# The request:
Your task is to copy each line that has the word "ПРЕДПУСКОВОГО".

[Some records]
***

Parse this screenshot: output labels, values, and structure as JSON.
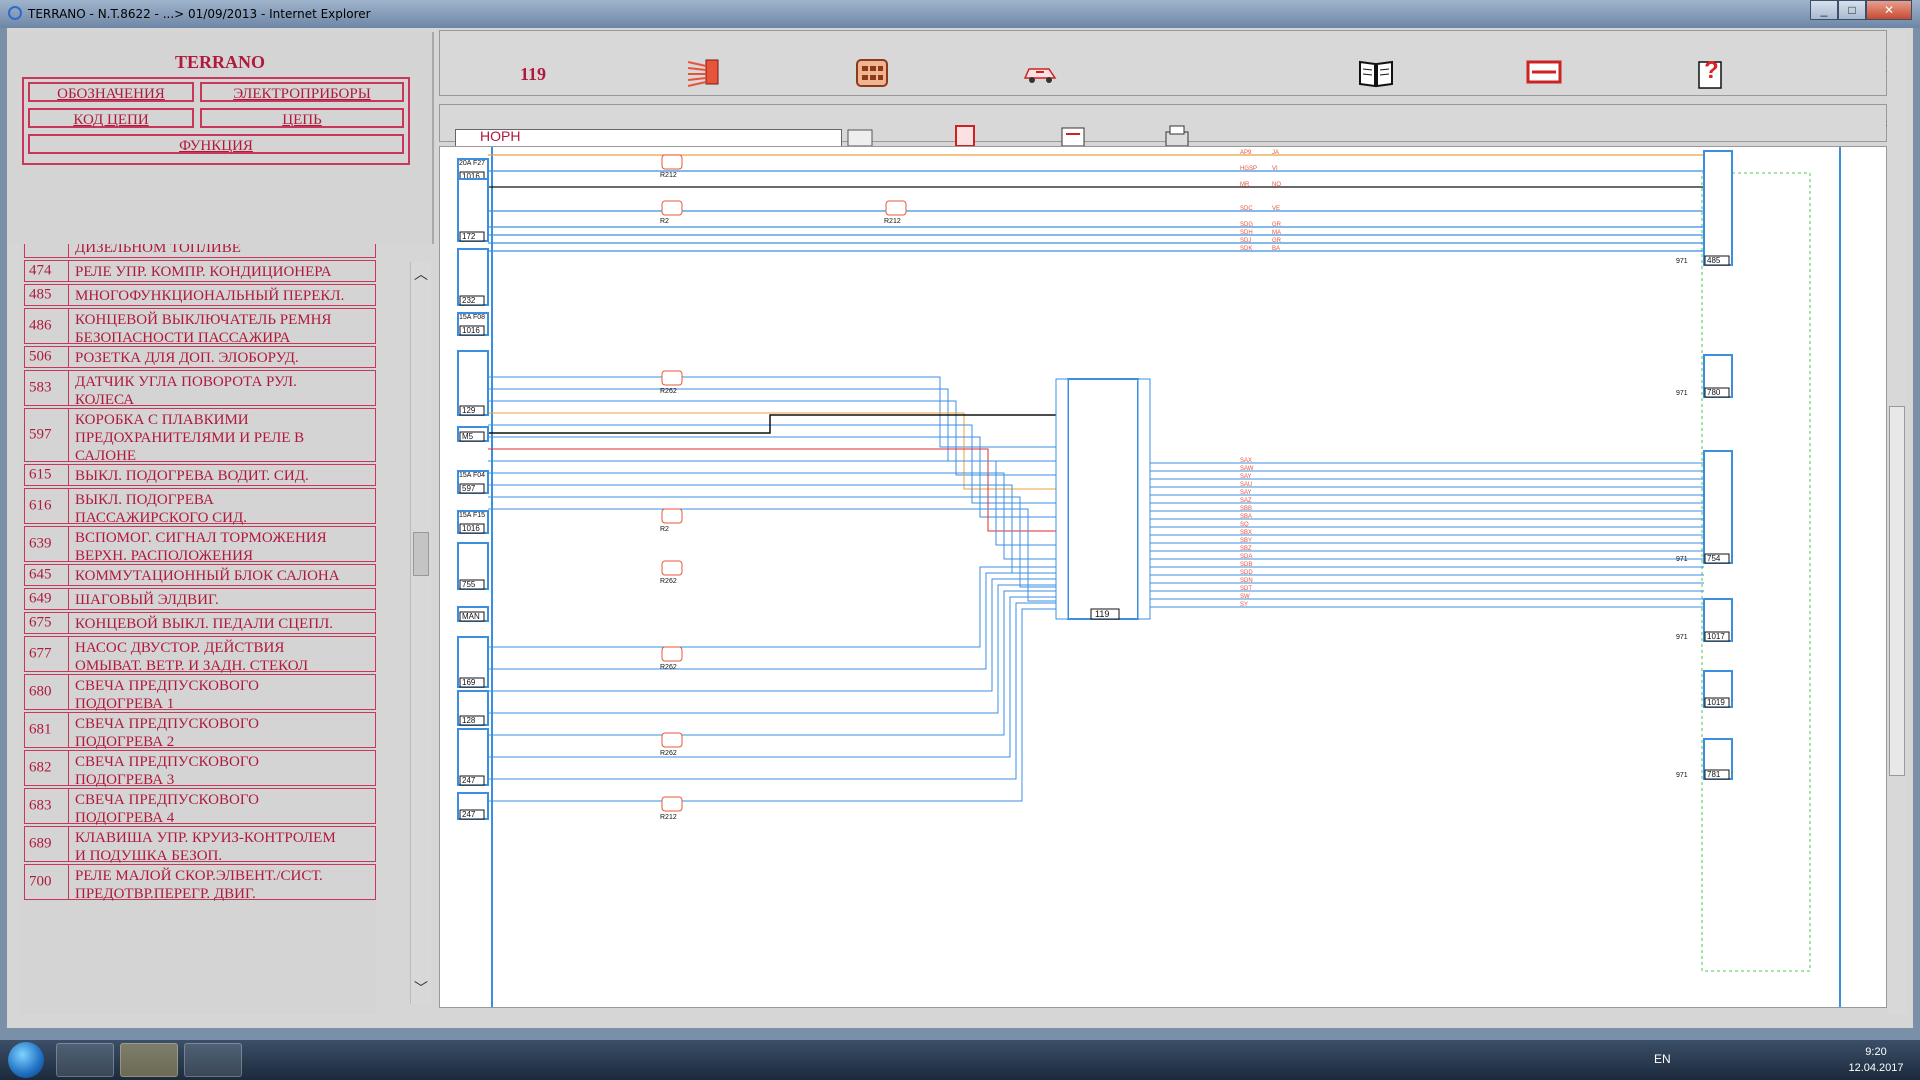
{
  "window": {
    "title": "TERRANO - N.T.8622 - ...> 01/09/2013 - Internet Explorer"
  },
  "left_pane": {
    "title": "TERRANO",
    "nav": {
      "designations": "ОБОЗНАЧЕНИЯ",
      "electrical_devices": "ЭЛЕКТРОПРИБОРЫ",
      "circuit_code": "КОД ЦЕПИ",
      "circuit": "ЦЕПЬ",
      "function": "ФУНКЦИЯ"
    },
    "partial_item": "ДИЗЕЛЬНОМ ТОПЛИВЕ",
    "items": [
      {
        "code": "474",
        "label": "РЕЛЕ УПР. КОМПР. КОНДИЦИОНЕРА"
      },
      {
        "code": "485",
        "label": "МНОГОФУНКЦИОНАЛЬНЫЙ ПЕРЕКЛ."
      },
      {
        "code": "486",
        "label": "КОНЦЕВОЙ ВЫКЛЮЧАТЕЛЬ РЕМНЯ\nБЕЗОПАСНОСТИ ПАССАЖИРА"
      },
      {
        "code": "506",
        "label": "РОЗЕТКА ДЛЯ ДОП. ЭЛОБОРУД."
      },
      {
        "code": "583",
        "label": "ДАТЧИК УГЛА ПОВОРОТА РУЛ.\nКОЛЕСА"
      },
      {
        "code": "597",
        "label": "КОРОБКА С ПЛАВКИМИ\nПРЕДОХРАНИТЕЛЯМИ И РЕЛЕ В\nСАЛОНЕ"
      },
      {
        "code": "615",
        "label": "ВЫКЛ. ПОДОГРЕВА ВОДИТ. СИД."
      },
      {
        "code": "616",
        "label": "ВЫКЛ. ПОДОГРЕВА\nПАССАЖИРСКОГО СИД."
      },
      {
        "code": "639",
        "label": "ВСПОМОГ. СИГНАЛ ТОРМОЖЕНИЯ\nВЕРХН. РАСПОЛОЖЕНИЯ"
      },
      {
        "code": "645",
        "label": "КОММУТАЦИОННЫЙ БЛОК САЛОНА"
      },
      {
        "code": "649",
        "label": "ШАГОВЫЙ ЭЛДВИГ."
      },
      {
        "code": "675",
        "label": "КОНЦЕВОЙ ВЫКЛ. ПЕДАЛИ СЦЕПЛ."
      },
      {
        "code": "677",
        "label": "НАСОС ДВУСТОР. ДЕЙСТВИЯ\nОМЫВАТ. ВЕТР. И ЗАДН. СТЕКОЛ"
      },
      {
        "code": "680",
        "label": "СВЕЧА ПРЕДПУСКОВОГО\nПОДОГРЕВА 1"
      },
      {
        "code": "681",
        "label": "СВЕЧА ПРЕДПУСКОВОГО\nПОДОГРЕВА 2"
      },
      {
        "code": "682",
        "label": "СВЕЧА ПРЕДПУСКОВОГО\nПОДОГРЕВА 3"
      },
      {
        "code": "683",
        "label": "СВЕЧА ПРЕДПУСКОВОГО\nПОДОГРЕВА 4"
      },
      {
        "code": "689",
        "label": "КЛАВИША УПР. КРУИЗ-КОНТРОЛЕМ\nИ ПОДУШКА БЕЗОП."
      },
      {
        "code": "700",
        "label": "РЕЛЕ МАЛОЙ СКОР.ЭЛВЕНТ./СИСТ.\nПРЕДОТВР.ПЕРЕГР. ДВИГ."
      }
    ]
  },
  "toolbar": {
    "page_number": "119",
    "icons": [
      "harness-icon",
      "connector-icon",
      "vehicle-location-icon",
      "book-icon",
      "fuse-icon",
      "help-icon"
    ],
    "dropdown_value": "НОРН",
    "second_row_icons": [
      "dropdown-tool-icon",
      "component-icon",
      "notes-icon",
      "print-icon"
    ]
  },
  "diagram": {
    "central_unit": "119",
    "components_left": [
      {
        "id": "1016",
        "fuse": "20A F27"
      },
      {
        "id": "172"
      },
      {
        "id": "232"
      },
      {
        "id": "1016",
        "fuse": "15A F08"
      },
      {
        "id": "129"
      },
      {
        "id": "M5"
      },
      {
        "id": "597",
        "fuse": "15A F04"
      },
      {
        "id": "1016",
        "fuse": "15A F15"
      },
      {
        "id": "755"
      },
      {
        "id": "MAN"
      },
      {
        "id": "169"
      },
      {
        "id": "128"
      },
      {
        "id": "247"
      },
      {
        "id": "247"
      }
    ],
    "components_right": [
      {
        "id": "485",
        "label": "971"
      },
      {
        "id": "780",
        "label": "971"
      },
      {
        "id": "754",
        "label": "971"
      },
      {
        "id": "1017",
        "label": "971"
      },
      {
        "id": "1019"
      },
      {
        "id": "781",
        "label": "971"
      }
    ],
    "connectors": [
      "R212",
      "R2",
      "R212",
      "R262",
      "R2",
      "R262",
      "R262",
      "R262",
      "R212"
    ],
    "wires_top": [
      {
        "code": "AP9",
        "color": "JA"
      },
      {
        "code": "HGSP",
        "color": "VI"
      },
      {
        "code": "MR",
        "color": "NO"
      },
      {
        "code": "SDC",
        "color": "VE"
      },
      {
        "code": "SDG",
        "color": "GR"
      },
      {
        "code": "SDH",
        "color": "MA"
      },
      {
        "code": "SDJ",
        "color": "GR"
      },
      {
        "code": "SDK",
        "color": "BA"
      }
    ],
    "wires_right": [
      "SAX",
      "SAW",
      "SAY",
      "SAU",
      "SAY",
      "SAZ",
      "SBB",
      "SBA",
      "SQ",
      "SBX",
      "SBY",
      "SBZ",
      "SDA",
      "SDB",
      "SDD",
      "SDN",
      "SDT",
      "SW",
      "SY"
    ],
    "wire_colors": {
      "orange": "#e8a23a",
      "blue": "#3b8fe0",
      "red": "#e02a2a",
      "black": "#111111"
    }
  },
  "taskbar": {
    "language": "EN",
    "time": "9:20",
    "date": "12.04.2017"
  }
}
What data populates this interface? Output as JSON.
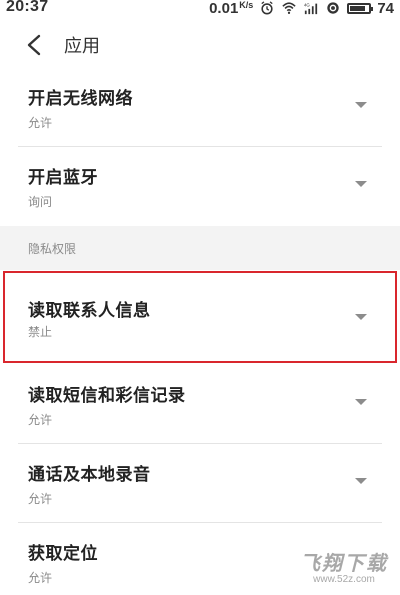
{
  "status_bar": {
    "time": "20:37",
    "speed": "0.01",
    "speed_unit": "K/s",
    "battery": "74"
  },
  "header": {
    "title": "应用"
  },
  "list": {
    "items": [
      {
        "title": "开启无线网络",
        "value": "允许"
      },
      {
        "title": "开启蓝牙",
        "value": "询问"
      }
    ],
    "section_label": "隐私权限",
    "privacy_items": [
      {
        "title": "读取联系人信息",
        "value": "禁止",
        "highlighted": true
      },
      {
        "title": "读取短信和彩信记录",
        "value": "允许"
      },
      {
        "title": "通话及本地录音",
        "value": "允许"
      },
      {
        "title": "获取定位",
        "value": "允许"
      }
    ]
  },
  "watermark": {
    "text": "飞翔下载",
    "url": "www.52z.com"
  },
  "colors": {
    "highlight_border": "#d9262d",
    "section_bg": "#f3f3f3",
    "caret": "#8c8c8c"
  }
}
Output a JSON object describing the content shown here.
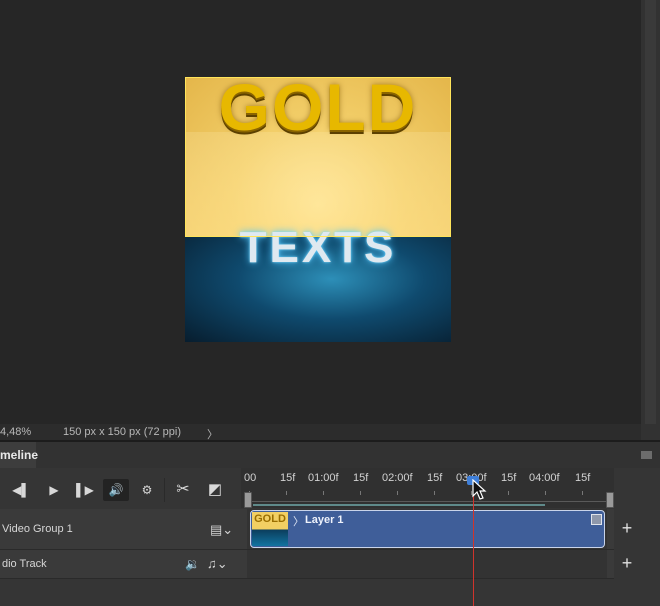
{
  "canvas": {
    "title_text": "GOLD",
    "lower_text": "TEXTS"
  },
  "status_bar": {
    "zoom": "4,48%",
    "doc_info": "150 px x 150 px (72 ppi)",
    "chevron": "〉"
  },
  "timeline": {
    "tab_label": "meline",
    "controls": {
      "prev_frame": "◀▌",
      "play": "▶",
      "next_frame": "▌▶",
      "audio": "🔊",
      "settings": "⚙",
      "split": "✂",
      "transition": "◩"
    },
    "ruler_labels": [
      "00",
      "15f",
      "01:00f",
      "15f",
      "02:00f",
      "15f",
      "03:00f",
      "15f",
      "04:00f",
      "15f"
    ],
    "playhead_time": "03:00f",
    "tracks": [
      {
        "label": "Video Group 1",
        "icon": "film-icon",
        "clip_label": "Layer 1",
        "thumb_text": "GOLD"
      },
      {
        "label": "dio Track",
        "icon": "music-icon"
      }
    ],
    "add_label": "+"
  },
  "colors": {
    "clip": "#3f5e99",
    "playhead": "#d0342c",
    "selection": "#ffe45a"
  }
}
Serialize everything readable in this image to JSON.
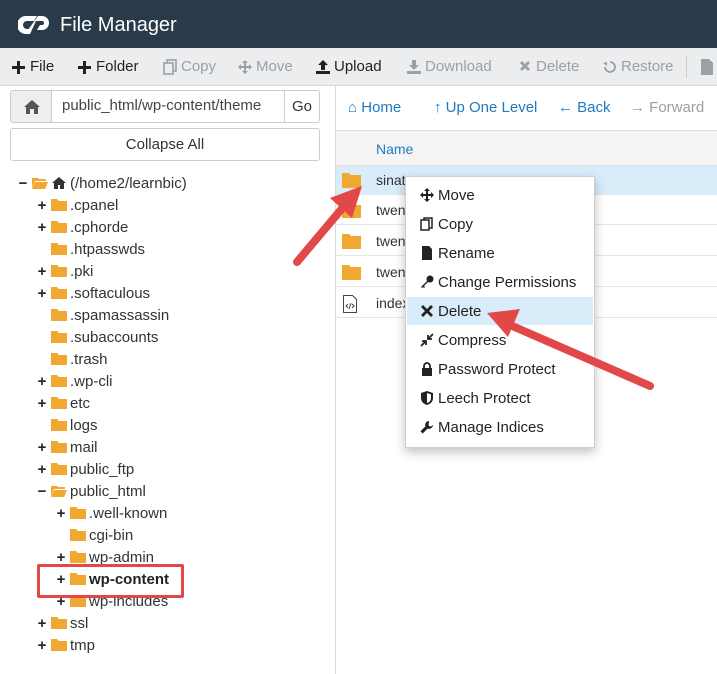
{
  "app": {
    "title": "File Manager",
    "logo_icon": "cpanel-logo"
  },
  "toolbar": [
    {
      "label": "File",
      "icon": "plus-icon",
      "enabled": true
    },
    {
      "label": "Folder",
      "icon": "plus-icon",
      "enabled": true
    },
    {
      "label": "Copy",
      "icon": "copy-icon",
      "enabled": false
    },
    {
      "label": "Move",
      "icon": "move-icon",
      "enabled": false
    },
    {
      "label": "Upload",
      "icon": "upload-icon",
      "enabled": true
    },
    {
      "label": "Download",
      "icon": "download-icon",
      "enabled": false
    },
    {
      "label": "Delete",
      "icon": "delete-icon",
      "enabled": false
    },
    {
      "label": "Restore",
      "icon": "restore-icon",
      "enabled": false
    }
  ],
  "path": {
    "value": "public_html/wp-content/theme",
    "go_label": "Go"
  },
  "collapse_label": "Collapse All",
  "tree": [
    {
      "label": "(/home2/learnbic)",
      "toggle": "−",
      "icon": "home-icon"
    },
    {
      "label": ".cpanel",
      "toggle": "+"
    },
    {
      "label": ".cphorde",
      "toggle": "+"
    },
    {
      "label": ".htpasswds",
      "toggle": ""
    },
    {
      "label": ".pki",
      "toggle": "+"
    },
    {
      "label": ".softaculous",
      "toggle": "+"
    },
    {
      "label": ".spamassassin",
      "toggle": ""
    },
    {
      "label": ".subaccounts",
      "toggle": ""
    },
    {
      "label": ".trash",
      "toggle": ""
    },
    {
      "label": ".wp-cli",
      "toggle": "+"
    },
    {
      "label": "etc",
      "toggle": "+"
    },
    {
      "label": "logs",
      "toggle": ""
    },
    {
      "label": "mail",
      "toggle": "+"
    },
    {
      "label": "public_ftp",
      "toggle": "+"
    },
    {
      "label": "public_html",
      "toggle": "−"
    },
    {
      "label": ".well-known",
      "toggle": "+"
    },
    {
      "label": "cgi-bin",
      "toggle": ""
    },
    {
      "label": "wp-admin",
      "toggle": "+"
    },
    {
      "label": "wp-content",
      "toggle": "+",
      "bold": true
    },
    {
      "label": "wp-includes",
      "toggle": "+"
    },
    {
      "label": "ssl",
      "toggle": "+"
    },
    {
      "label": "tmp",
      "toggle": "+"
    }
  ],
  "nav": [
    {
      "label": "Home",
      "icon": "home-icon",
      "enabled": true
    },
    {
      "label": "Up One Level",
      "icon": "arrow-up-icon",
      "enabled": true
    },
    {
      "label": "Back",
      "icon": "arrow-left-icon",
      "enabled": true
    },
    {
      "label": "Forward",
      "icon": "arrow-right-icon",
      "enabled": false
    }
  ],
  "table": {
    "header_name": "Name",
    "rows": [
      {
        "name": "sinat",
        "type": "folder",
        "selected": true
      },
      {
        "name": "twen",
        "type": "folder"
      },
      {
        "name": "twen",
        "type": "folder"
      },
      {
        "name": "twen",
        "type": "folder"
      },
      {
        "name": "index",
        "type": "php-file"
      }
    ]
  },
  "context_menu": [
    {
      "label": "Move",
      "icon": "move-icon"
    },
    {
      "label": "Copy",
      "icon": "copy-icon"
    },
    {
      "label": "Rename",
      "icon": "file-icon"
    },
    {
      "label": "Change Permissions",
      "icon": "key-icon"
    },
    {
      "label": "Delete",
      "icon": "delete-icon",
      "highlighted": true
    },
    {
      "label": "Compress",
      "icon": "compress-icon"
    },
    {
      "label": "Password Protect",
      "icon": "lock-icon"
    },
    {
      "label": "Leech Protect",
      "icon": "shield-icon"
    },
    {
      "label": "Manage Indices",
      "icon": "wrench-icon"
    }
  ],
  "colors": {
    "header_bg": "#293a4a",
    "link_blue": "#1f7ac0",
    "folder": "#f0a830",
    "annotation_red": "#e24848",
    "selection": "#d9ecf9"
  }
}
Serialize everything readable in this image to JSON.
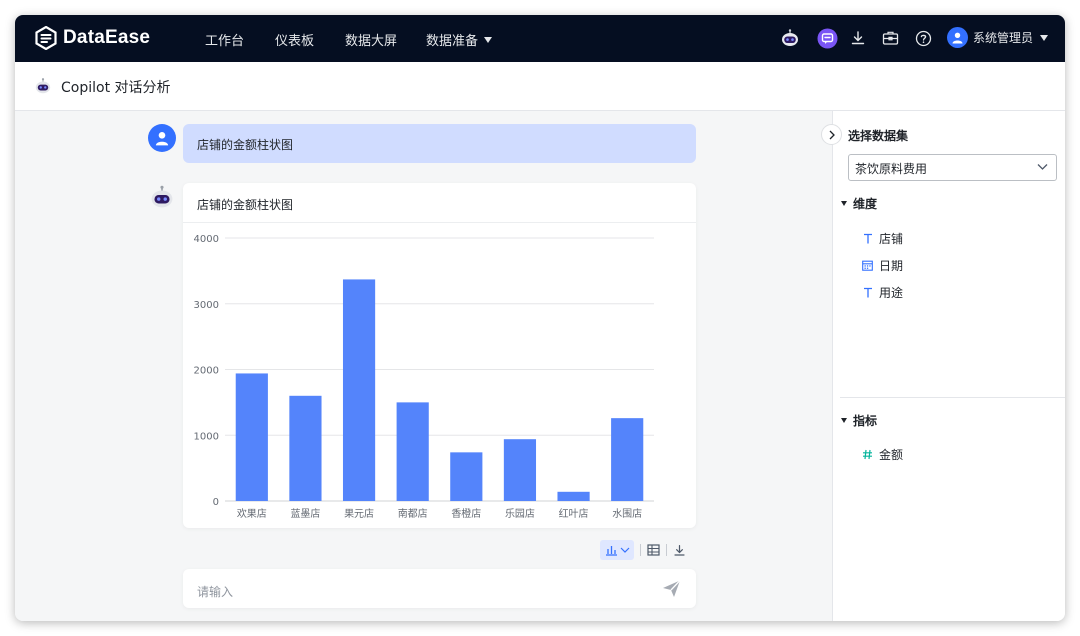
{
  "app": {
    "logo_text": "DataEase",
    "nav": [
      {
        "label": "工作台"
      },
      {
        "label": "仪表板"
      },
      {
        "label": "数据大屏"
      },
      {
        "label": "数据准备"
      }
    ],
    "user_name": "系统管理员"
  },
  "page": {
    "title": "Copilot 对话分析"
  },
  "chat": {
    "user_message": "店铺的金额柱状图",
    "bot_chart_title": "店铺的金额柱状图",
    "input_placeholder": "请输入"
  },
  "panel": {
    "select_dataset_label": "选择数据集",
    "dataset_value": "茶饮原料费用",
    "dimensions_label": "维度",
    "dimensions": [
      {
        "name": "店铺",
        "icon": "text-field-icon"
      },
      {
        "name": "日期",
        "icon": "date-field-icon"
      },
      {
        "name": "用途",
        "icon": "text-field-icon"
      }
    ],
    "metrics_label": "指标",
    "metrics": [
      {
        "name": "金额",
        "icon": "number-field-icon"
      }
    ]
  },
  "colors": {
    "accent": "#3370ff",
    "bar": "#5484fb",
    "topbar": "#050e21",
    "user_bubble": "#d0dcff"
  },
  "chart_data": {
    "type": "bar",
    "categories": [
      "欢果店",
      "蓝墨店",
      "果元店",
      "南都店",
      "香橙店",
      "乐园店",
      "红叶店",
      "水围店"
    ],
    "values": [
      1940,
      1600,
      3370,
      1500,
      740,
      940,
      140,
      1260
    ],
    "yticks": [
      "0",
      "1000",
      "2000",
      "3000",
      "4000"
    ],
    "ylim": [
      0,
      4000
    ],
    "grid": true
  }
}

***

# Response below:
        "label": "СВЕЧА ПРЕДПУСКОВОГО\nПОДОГРЕВА 1"
        "label": "СВЕЧА ПРЕДПУСКОВОГО\nПОДОГРЕВА 2"
        "label": "СВЕЧА ПРЕДПУСКОВОГО\nПОДОГРЕВА 3"
        "label": "СВЕЧА ПРЕДПУСКОВОГО\nПОДОГРЕВА 4"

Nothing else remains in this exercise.